"""

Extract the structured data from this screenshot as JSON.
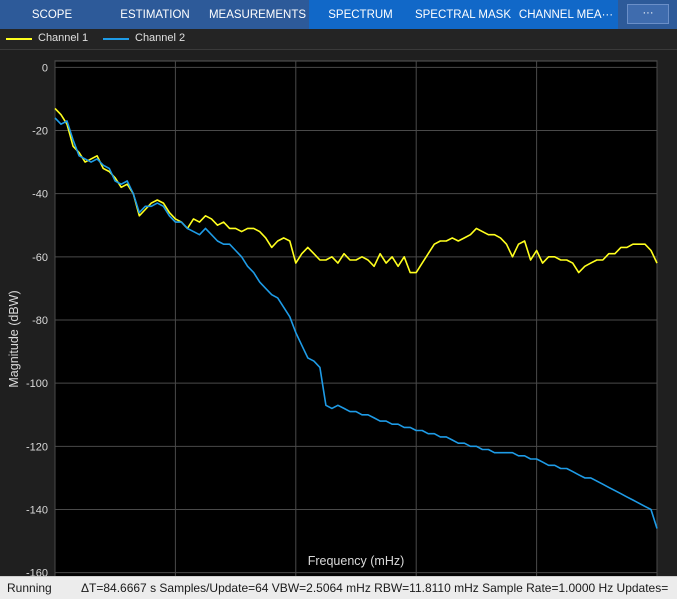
{
  "tabs": [
    {
      "label": "SCOPE"
    },
    {
      "label": "ESTIMATION"
    },
    {
      "label": "MEASUREMENTS"
    },
    {
      "label": "SPECTRUM"
    },
    {
      "label": "SPECTRAL MASK"
    },
    {
      "label": "CHANNEL MEA···"
    }
  ],
  "collapse_glyph": "···",
  "legend": [
    {
      "name": "Channel 1",
      "color": "#ffff1e"
    },
    {
      "name": "Channel 2",
      "color": "#1e9be6"
    }
  ],
  "axes": {
    "xlabel": "Frequency (mHz)",
    "ylabel": "Magnitude (dBW)"
  },
  "chart_data": {
    "type": "line",
    "xlabel": "Frequency (mHz)",
    "ylabel": "Magnitude (dBW)",
    "xlim": [
      0,
      500
    ],
    "ylim": [
      -162,
      2
    ],
    "xticks": [
      0,
      100,
      200,
      300,
      400,
      500
    ],
    "yticks": [
      0,
      -20,
      -40,
      -60,
      -80,
      -100,
      -120,
      -140,
      -160
    ],
    "grid": true,
    "legend_placement": "top-left",
    "background": "#000000",
    "series": [
      {
        "name": "Channel 1",
        "color": "#ffff1e",
        "x": [
          0,
          5,
          10,
          15,
          20,
          25,
          30,
          35,
          40,
          45,
          50,
          55,
          60,
          65,
          70,
          75,
          80,
          85,
          90,
          95,
          100,
          105,
          110,
          115,
          120,
          125,
          130,
          135,
          140,
          145,
          150,
          155,
          160,
          165,
          170,
          175,
          180,
          185,
          190,
          195,
          200,
          205,
          210,
          215,
          220,
          225,
          230,
          235,
          240,
          245,
          250,
          255,
          260,
          265,
          270,
          275,
          280,
          285,
          290,
          295,
          300,
          305,
          310,
          315,
          320,
          325,
          330,
          335,
          340,
          345,
          350,
          355,
          360,
          365,
          370,
          375,
          380,
          385,
          390,
          395,
          400,
          405,
          410,
          415,
          420,
          425,
          430,
          435,
          440,
          445,
          450,
          455,
          460,
          465,
          470,
          475,
          480,
          485,
          490,
          495,
          500
        ],
        "values": [
          -13,
          -15,
          -18,
          -25,
          -27,
          -30,
          -29,
          -28,
          -32,
          -33,
          -35,
          -38,
          -37,
          -40,
          -47,
          -45,
          -43,
          -42,
          -43,
          -46,
          -48,
          -49,
          -51,
          -48,
          -49,
          -47,
          -48,
          -50,
          -49,
          -51,
          -51,
          -52,
          -51,
          -51,
          -52,
          -54,
          -57,
          -55,
          -54,
          -55,
          -62,
          -59,
          -57,
          -59,
          -61,
          -61,
          -60,
          -62,
          -59,
          -61,
          -61,
          -60,
          -61,
          -63,
          -59,
          -62,
          -60,
          -63,
          -60,
          -65,
          -65,
          -62,
          -59,
          -56,
          -55,
          -55,
          -54,
          -55,
          -54,
          -53,
          -51,
          -52,
          -53,
          -53,
          -54,
          -56,
          -60,
          -56,
          -55,
          -61,
          -58,
          -62,
          -60,
          -60,
          -61,
          -61,
          -62,
          -65,
          -63,
          -62,
          -61,
          -61,
          -59,
          -59,
          -57,
          -57,
          -56,
          -56,
          -56,
          -58,
          -62
        ]
      },
      {
        "name": "Channel 2",
        "color": "#1e9be6",
        "x": [
          0,
          5,
          10,
          15,
          20,
          25,
          30,
          35,
          40,
          45,
          50,
          55,
          60,
          65,
          70,
          75,
          80,
          85,
          90,
          95,
          100,
          105,
          110,
          115,
          120,
          125,
          130,
          135,
          140,
          145,
          150,
          155,
          160,
          165,
          170,
          175,
          180,
          185,
          190,
          195,
          200,
          205,
          210,
          215,
          220,
          225,
          230,
          235,
          240,
          245,
          250,
          255,
          260,
          265,
          270,
          275,
          280,
          285,
          290,
          295,
          300,
          305,
          310,
          315,
          320,
          325,
          330,
          335,
          340,
          345,
          350,
          355,
          360,
          365,
          370,
          375,
          380,
          385,
          390,
          395,
          400,
          405,
          410,
          415,
          420,
          425,
          430,
          435,
          440,
          445,
          450,
          455,
          460,
          465,
          470,
          475,
          480,
          485,
          490,
          495,
          500
        ],
        "values": [
          -16,
          -18,
          -17,
          -23,
          -28,
          -29,
          -30,
          -29,
          -31,
          -32,
          -36,
          -37,
          -36,
          -40,
          -46,
          -44,
          -44,
          -43,
          -44,
          -47,
          -49,
          -49,
          -51,
          -52,
          -53,
          -51,
          -53,
          -55,
          -56,
          -56,
          -58,
          -60,
          -63,
          -65,
          -68,
          -70,
          -72,
          -73,
          -76,
          -79,
          -84,
          -88,
          -92,
          -93,
          -95,
          -107,
          -108,
          -107,
          -108,
          -109,
          -109,
          -110,
          -110,
          -111,
          -112,
          -112,
          -113,
          -113,
          -114,
          -114,
          -115,
          -115,
          -116,
          -116,
          -117,
          -117,
          -118,
          -119,
          -119,
          -120,
          -120,
          -121,
          -121,
          -122,
          -122,
          -122,
          -122,
          -123,
          -123,
          -124,
          -124,
          -125,
          -126,
          -126,
          -127,
          -127,
          -128,
          -129,
          -130,
          -130,
          -131,
          -132,
          -133,
          -134,
          -135,
          -136,
          -137,
          -138,
          -139,
          -140,
          -146
        ]
      }
    ]
  },
  "status": {
    "state": "Running",
    "details": "ΔT=84.6667 s  Samples/Update=64  VBW=2.5064 mHz  RBW=11.8110 mHz  Sample Rate=1.0000 Hz  Updates="
  }
}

"""

Repeat all of the entries word for word, but omit the pictures.

> EXERCISE RESULT
Extract the structured data from this screenshot as JSON.
{
  "tabs": [
    {
      "label": "SCOPE"
    },
    {
      "label": "ESTIMATION"
    },
    {
      "label": "MEASUREMENTS"
    },
    {
      "label": "SPECTRUM"
    },
    {
      "label": "SPECTRAL MASK"
    },
    {
      "label": "CHANNEL MEA···"
    }
  ],
  "collapse_glyph": "···",
  "legend": [
    {
      "name": "Channel 1",
      "color": "#ffff1e"
    },
    {
      "name": "Channel 2",
      "color": "#1e9be6"
    }
  ],
  "axes": {
    "xlabel": "Frequency (mHz)",
    "ylabel": "Magnitude (dBW)"
  },
  "chart_data": {
    "type": "line",
    "xlabel": "Frequency (mHz)",
    "ylabel": "Magnitude (dBW)",
    "xlim": [
      0,
      500
    ],
    "ylim": [
      -162,
      2
    ],
    "xticks": [
      0,
      100,
      200,
      300,
      400,
      500
    ],
    "yticks": [
      0,
      -20,
      -40,
      -60,
      -80,
      -100,
      -120,
      -140,
      -160
    ],
    "grid": true,
    "legend_placement": "top-left",
    "background": "#000000",
    "series": [
      {
        "name": "Channel 1",
        "color": "#ffff1e",
        "x": [
          0,
          5,
          10,
          15,
          20,
          25,
          30,
          35,
          40,
          45,
          50,
          55,
          60,
          65,
          70,
          75,
          80,
          85,
          90,
          95,
          100,
          105,
          110,
          115,
          120,
          125,
          130,
          135,
          140,
          145,
          150,
          155,
          160,
          165,
          170,
          175,
          180,
          185,
          190,
          195,
          200,
          205,
          210,
          215,
          220,
          225,
          230,
          235,
          240,
          245,
          250,
          255,
          260,
          265,
          270,
          275,
          280,
          285,
          290,
          295,
          300,
          305,
          310,
          315,
          320,
          325,
          330,
          335,
          340,
          345,
          350,
          355,
          360,
          365,
          370,
          375,
          380,
          385,
          390,
          395,
          400,
          405,
          410,
          415,
          420,
          425,
          430,
          435,
          440,
          445,
          450,
          455,
          460,
          465,
          470,
          475,
          480,
          485,
          490,
          495,
          500
        ],
        "values": [
          -13,
          -15,
          -18,
          -25,
          -27,
          -30,
          -29,
          -28,
          -32,
          -33,
          -35,
          -38,
          -37,
          -40,
          -47,
          -45,
          -43,
          -42,
          -43,
          -46,
          -48,
          -49,
          -51,
          -48,
          -49,
          -47,
          -48,
          -50,
          -49,
          -51,
          -51,
          -52,
          -51,
          -51,
          -52,
          -54,
          -57,
          -55,
          -54,
          -55,
          -62,
          -59,
          -57,
          -59,
          -61,
          -61,
          -60,
          -62,
          -59,
          -61,
          -61,
          -60,
          -61,
          -63,
          -59,
          -62,
          -60,
          -63,
          -60,
          -65,
          -65,
          -62,
          -59,
          -56,
          -55,
          -55,
          -54,
          -55,
          -54,
          -53,
          -51,
          -52,
          -53,
          -53,
          -54,
          -56,
          -60,
          -56,
          -55,
          -61,
          -58,
          -62,
          -60,
          -60,
          -61,
          -61,
          -62,
          -65,
          -63,
          -62,
          -61,
          -61,
          -59,
          -59,
          -57,
          -57,
          -56,
          -56,
          -56,
          -58,
          -62
        ]
      },
      {
        "name": "Channel 2",
        "color": "#1e9be6",
        "x": [
          0,
          5,
          10,
          15,
          20,
          25,
          30,
          35,
          40,
          45,
          50,
          55,
          60,
          65,
          70,
          75,
          80,
          85,
          90,
          95,
          100,
          105,
          110,
          115,
          120,
          125,
          130,
          135,
          140,
          145,
          150,
          155,
          160,
          165,
          170,
          175,
          180,
          185,
          190,
          195,
          200,
          205,
          210,
          215,
          220,
          225,
          230,
          235,
          240,
          245,
          250,
          255,
          260,
          265,
          270,
          275,
          280,
          285,
          290,
          295,
          300,
          305,
          310,
          315,
          320,
          325,
          330,
          335,
          340,
          345,
          350,
          355,
          360,
          365,
          370,
          375,
          380,
          385,
          390,
          395,
          400,
          405,
          410,
          415,
          420,
          425,
          430,
          435,
          440,
          445,
          450,
          455,
          460,
          465,
          470,
          475,
          480,
          485,
          490,
          495,
          500
        ],
        "values": [
          -16,
          -18,
          -17,
          -23,
          -28,
          -29,
          -30,
          -29,
          -31,
          -32,
          -36,
          -37,
          -36,
          -40,
          -46,
          -44,
          -44,
          -43,
          -44,
          -47,
          -49,
          -49,
          -51,
          -52,
          -53,
          -51,
          -53,
          -55,
          -56,
          -56,
          -58,
          -60,
          -63,
          -65,
          -68,
          -70,
          -72,
          -73,
          -76,
          -79,
          -84,
          -88,
          -92,
          -93,
          -95,
          -107,
          -108,
          -107,
          -108,
          -109,
          -109,
          -110,
          -110,
          -111,
          -112,
          -112,
          -113,
          -113,
          -114,
          -114,
          -115,
          -115,
          -116,
          -116,
          -117,
          -117,
          -118,
          -119,
          -119,
          -120,
          -120,
          -121,
          -121,
          -122,
          -122,
          -122,
          -122,
          -123,
          -123,
          -124,
          -124,
          -125,
          -126,
          -126,
          -127,
          -127,
          -128,
          -129,
          -130,
          -130,
          -131,
          -132,
          -133,
          -134,
          -135,
          -136,
          -137,
          -138,
          -139,
          -140,
          -146
        ]
      }
    ]
  },
  "status": {
    "state": "Running",
    "details": "ΔT=84.6667 s  Samples/Update=64  VBW=2.5064 mHz  RBW=11.8110 mHz  Sample Rate=1.0000 Hz  Updates="
  }
}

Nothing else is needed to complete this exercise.